Entries with figure data
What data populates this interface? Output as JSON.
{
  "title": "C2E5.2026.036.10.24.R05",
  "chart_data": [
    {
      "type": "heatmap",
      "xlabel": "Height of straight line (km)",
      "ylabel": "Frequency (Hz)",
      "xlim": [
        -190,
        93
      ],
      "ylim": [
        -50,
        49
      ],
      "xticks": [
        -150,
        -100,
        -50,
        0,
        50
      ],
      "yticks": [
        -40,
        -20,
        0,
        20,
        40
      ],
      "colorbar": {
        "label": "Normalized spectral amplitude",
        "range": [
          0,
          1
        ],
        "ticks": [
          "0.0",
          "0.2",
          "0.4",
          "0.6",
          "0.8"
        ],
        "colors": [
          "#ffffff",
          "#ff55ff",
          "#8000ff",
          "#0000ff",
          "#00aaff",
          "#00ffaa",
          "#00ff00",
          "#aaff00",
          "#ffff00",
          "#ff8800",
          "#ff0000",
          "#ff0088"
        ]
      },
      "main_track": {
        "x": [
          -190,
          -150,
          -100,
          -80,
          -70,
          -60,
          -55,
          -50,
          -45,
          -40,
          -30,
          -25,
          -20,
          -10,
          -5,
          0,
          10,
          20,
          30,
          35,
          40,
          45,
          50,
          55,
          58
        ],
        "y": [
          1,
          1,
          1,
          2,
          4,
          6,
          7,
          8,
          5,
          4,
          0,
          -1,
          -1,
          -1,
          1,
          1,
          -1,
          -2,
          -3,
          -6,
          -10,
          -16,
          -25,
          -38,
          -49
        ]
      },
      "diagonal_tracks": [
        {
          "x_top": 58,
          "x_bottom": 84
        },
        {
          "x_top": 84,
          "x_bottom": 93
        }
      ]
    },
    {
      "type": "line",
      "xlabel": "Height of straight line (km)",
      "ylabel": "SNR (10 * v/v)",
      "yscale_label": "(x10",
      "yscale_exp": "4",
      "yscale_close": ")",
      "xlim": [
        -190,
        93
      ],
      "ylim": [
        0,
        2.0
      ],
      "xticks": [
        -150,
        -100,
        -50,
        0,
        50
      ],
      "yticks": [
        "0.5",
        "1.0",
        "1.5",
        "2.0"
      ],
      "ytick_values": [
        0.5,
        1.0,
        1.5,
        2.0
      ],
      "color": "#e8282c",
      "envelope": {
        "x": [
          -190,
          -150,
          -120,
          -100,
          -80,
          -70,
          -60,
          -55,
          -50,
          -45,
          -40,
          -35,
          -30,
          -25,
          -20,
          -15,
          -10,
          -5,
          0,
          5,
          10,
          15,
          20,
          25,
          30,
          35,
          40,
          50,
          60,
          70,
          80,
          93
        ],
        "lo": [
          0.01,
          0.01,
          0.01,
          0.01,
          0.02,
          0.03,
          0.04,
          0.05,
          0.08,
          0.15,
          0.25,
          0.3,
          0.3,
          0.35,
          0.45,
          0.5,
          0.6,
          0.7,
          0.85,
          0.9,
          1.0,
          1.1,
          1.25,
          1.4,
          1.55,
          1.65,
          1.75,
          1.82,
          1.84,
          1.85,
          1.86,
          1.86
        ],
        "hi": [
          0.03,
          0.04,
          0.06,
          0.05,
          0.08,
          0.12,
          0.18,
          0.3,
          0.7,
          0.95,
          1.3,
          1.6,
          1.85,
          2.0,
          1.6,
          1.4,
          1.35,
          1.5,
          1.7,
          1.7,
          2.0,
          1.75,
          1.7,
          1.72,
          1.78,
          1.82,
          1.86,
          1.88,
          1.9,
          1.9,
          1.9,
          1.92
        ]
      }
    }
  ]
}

What to work on: Output an exact copy of each record.

Result for this exercise:
What data populates this interface? Output as JSON.
{
  "title": "C2E5.2026.036.10.24.R05",
  "chart_data": [
    {
      "type": "heatmap",
      "xlabel": "Height of straight line (km)",
      "ylabel": "Frequency (Hz)",
      "xlim": [
        -190,
        93
      ],
      "ylim": [
        -50,
        49
      ],
      "xticks": [
        -150,
        -100,
        -50,
        0,
        50
      ],
      "yticks": [
        -40,
        -20,
        0,
        20,
        40
      ],
      "colorbar": {
        "label": "Normalized spectral amplitude",
        "range": [
          0,
          1
        ],
        "ticks": [
          "0.0",
          "0.2",
          "0.4",
          "0.6",
          "0.8"
        ],
        "colors": [
          "#ffffff",
          "#ff55ff",
          "#8000ff",
          "#0000ff",
          "#00aaff",
          "#00ffaa",
          "#00ff00",
          "#aaff00",
          "#ffff00",
          "#ff8800",
          "#ff0000",
          "#ff0088"
        ]
      },
      "main_track": {
        "x": [
          -190,
          -150,
          -100,
          -80,
          -70,
          -60,
          -55,
          -50,
          -45,
          -40,
          -30,
          -25,
          -20,
          -10,
          -5,
          0,
          10,
          20,
          30,
          35,
          40,
          45,
          50,
          55,
          58
        ],
        "y": [
          1,
          1,
          1,
          2,
          4,
          6,
          7,
          8,
          5,
          4,
          0,
          -1,
          -1,
          -1,
          1,
          1,
          -1,
          -2,
          -3,
          -6,
          -10,
          -16,
          -25,
          -38,
          -49
        ]
      },
      "diagonal_tracks": [
        {
          "x_top": 58,
          "x_bottom": 84
        },
        {
          "x_top": 84,
          "x_bottom": 93
        }
      ]
    },
    {
      "type": "line",
      "xlabel": "Height of straight line (km)",
      "ylabel": "SNR (10 * v/v)",
      "yscale_label": "(x10",
      "yscale_exp": "4",
      "yscale_close": ")",
      "xlim": [
        -190,
        93
      ],
      "ylim": [
        0,
        2.0
      ],
      "xticks": [
        -150,
        -100,
        -50,
        0,
        50
      ],
      "yticks": [
        "0.5",
        "1.0",
        "1.5",
        "2.0"
      ],
      "ytick_values": [
        0.5,
        1.0,
        1.5,
        2.0
      ],
      "color": "#e8282c",
      "envelope": {
        "x": [
          -190,
          -150,
          -120,
          -100,
          -80,
          -70,
          -60,
          -55,
          -50,
          -45,
          -40,
          -35,
          -30,
          -25,
          -20,
          -15,
          -10,
          -5,
          0,
          5,
          10,
          15,
          20,
          25,
          30,
          35,
          40,
          50,
          60,
          70,
          80,
          93
        ],
        "lo": [
          0.01,
          0.01,
          0.01,
          0.01,
          0.02,
          0.03,
          0.04,
          0.05,
          0.08,
          0.15,
          0.25,
          0.3,
          0.3,
          0.35,
          0.45,
          0.5,
          0.6,
          0.7,
          0.85,
          0.9,
          1.0,
          1.1,
          1.25,
          1.4,
          1.55,
          1.65,
          1.75,
          1.82,
          1.84,
          1.85,
          1.86,
          1.86
        ],
        "hi": [
          0.03,
          0.04,
          0.06,
          0.05,
          0.08,
          0.12,
          0.18,
          0.3,
          0.7,
          0.95,
          1.3,
          1.6,
          1.85,
          2.0,
          1.6,
          1.4,
          1.35,
          1.5,
          1.7,
          1.7,
          2.0,
          1.75,
          1.7,
          1.72,
          1.78,
          1.82,
          1.86,
          1.88,
          1.9,
          1.9,
          1.9,
          1.92
        ]
      }
    }
  ]
}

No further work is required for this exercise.